§ **Data shown**:
--- --- ---
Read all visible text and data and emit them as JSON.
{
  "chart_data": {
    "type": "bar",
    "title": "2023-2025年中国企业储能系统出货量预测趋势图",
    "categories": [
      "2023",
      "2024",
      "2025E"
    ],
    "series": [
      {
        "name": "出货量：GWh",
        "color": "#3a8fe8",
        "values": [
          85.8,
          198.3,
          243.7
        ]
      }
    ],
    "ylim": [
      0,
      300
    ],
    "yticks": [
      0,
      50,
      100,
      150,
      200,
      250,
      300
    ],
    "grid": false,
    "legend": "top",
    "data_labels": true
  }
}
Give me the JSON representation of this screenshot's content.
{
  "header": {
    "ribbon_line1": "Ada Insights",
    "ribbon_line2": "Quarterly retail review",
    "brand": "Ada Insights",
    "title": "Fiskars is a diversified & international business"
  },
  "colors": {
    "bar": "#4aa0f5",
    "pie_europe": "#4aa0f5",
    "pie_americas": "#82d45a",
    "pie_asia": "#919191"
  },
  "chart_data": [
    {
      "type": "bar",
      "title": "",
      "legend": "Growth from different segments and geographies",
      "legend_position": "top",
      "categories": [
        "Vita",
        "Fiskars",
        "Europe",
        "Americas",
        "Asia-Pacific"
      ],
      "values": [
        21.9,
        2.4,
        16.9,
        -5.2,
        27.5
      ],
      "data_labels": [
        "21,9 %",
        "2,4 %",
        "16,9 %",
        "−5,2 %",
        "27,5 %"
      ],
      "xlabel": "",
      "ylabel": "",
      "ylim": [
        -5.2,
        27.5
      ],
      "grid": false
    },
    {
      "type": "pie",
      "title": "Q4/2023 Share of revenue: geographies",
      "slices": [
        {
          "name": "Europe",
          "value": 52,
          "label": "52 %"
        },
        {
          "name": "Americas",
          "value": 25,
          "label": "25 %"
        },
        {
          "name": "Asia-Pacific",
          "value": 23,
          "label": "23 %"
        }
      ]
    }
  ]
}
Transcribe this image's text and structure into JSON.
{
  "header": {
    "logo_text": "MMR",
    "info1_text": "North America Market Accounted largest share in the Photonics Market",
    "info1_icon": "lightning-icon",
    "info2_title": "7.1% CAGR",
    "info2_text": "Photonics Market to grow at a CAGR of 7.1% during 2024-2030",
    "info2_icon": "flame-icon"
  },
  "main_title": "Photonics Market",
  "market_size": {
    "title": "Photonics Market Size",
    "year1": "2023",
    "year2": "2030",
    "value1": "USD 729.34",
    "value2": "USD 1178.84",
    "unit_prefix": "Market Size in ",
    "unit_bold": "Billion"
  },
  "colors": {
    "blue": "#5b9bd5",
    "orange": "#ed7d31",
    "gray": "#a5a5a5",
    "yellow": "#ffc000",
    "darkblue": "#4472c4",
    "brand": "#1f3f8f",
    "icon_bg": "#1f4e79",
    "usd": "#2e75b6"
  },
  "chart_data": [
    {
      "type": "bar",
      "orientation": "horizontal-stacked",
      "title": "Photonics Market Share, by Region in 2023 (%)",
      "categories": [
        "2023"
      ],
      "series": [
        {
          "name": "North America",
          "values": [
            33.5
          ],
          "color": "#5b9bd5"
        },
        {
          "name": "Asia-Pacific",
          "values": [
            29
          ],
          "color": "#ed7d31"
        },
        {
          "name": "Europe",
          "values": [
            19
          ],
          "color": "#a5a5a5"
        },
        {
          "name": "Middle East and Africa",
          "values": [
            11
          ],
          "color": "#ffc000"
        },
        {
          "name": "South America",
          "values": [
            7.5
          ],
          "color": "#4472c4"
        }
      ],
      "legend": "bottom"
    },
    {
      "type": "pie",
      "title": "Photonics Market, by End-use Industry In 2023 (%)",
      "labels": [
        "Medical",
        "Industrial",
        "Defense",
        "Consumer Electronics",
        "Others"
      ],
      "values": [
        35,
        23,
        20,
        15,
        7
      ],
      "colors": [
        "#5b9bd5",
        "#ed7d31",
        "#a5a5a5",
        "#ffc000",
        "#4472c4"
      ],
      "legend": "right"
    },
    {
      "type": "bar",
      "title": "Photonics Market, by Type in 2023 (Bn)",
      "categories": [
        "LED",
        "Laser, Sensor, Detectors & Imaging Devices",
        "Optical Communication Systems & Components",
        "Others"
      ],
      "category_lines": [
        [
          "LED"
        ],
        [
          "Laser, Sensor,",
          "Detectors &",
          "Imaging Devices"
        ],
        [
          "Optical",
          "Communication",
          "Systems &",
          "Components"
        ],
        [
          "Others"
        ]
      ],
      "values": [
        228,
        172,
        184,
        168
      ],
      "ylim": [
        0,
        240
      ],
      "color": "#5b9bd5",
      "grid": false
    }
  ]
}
--- --- ---
§ **Problem description**: Each line of the listing should be echoed back exactly.

§ **Written response**:
Read all visible text and data and emit them as JSON.
{
  "chart_data": {
    "type": "bar",
    "title": "2023-2025年中国企业储能系统出货量预测趋势图",
    "categories": [
      "2023",
      "2024",
      "2025E"
    ],
    "series": [
      {
        "name": "出货量：GWh",
        "color": "#3a8fe8",
        "values": [
          85.8,
          198.3,
          243.7
        ]
      }
    ],
    "ylim": [
      0,
      300
    ],
    "yticks": [
      0,
      50,
      100,
      150,
      200,
      250,
      300
    ],
    "grid": false,
    "legend": "top",
    "data_labels": true
  }
}
Give me the JSON representation of this screenshot's content.
{
  "header": {
    "ribbon_line1": "Ada Insights",
    "ribbon_line2": "Quarterly retail review",
    "brand": "Ada Insights",
    "title": "Fiskars is a diversified & international business"
  },
  "colors": {
    "bar": "#4aa0f5",
    "pie_europe": "#4aa0f5",
    "pie_americas": "#82d45a",
    "pie_asia": "#919191"
  },
  "chart_data": [
    {
      "type": "bar",
      "title": "",
      "legend": "Growth from different segments and geographies",
      "legend_position": "top",
      "categories": [
        "Vita",
        "Fiskars",
        "Europe",
        "Americas",
        "Asia-Pacific"
      ],
      "values": [
        21.9,
        2.4,
        16.9,
        -5.2,
        27.5
      ],
      "data_labels": [
        "21,9 %",
        "2,4 %",
        "16,9 %",
        "−5,2 %",
        "27,5 %"
      ],
      "xlabel": "",
      "ylabel": "",
      "ylim": [
        -5.2,
        27.5
      ],
      "grid": false
    },
    {
      "type": "pie",
      "title": "Q4/2023 Share of revenue: geographies",
      "slices": [
        {
          "name": "Europe",
          "value": 52,
          "label": "52 %"
        },
        {
          "name": "Americas",
          "value": 25,
          "label": "25 %"
        },
        {
          "name": "Asia-Pacific",
          "value": 23,
          "label": "23 %"
        }
      ]
    }
  ]
}
Transcribe this image's text and structure into JSON.
{
  "header": {
    "logo_text": "MMR",
    "info1_text": "North America Market Accounted largest share in the Photonics Market",
    "info1_icon": "lightning-icon",
    "info2_title": "7.1% CAGR",
    "info2_text": "Photonics Market to grow at a CAGR of 7.1% during 2024-2030",
    "info2_icon": "flame-icon"
  },
  "main_title": "Photonics Market",
  "market_size": {
    "title": "Photonics Market Size",
    "year1": "2023",
    "year2": "2030",
    "value1": "USD 729.34",
    "value2": "USD 1178.84",
    "unit_prefix": "Market Size in ",
    "unit_bold": "Billion"
  },
  "colors": {
    "blue": "#5b9bd5",
    "orange": "#ed7d31",
    "gray": "#a5a5a5",
    "yellow": "#ffc000",
    "darkblue": "#4472c4",
    "brand": "#1f3f8f",
    "icon_bg": "#1f4e79",
    "usd": "#2e75b6"
  },
  "chart_data": [
    {
      "type": "bar",
      "orientation": "horizontal-stacked",
      "title": "Photonics Market Share, by Region in 2023 (%)",
      "categories": [
        "2023"
      ],
      "series": [
        {
          "name": "North America",
          "values": [
            33.5
          ],
          "color": "#5b9bd5"
        },
        {
          "name": "Asia-Pacific",
          "values": [
            29
          ],
          "color": "#ed7d31"
        },
        {
          "name": "Europe",
          "values": [
            19
          ],
          "color": "#a5a5a5"
        },
        {
          "name": "Middle East and Africa",
          "values": [
            11
          ],
          "color": "#ffc000"
        },
        {
          "name": "South America",
          "values": [
            7.5
          ],
          "color": "#4472c4"
        }
      ],
      "legend": "bottom"
    },
    {
      "type": "pie",
      "title": "Photonics Market, by End-use Industry In 2023 (%)",
      "labels": [
        "Medical",
        "Industrial",
        "Defense",
        "Consumer Electronics",
        "Others"
      ],
      "values": [
        35,
        23,
        20,
        15,
        7
      ],
      "colors": [
        "#5b9bd5",
        "#ed7d31",
        "#a5a5a5",
        "#ffc000",
        "#4472c4"
      ],
      "legend": "right"
    },
    {
      "type": "bar",
      "title": "Photonics Market, by Type in 2023 (Bn)",
      "categories": [
        "LED",
        "Laser, Sensor, Detectors & Imaging Devices",
        "Optical Communication Systems & Components",
        "Others"
      ],
      "category_lines": [
        [
          "LED"
        ],
        [
          "Laser, Sensor,",
          "Detectors &",
          "Imaging Devices"
        ],
        [
          "Optical",
          "Communication",
          "Systems &",
          "Components"
        ],
        [
          "Others"
        ]
      ],
      "values": [
        228,
        172,
        184,
        168
      ],
      "ylim": [
        0,
        240
      ],
      "color": "#5b9bd5",
      "grid": false
    }
  ]
}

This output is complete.